**Input**:
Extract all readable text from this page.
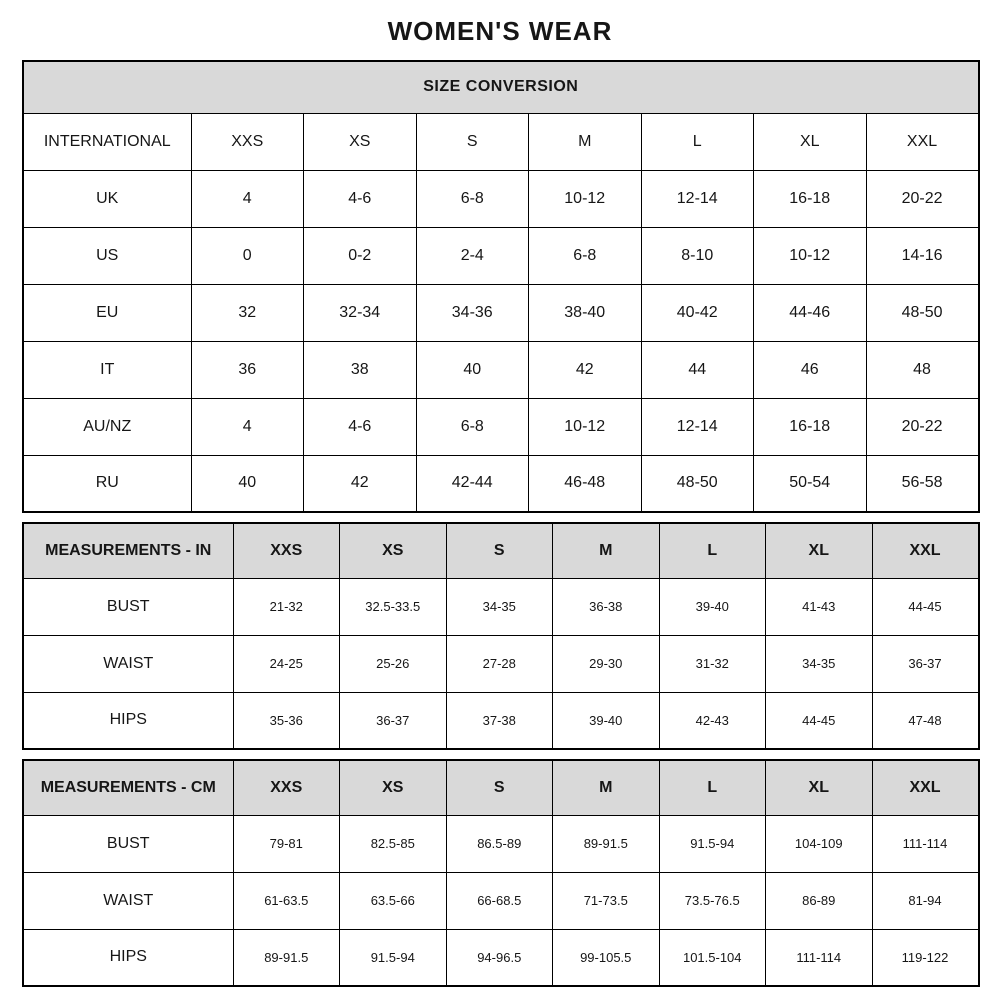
WOMEN'S WEAR
SIZE CONVERSION							
INTERNATIONAL	XXS	XS	S	M	L	XL	XXL
UK	4	4-6	6-8	10-12	12-14	16-18	20-22
US	0	0-2	2-4	6-8	8-10	10-12	14-16
EU	32	32-34	34-36	38-40	40-42	44-46	48-50
IT	36	38	40	42	44	46	48
AU/NZ	4	4-6	6-8	10-12	12-14	16-18	20-22
RU	40	42	42-44	46-48	48-50	50-54	56-58
MEASUREMENTS - IN	XXS	XS	S	M	L	XL	XXL
BUST	21-32	32.5-33.5	34-35	36-38	39-40	41-43	44-45
WAIST	24-25	25-26	27-28	29-30	31-32	34-35	36-37
HIPS	35-36	36-37	37-38	39-40	42-43	44-45	47-48
MEASUREMENTS - CM	XXS	XS	S	M	L	XL	XXL
BUST	79-81	82.5-85	86.5-89	89-91.5	91.5-94	104-109	111-114
WAIST	61-63.5	63.5-66	66-68.5	71-73.5	73.5-76.5	86-89	81-94
HIPS	89-91.5	91.5-94	94-96.5	99-105.5	101.5-104	111-114	119-122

**Request**:
Using the listing, copy every line where the word "MEASUREMENTS" shows up.

**Full response**:
MEASUREMENTS - IN	XXS	XS	S	M	L	XL	XXL
MEASUREMENTS - CM	XXS	XS	S	M	L	XL	XXL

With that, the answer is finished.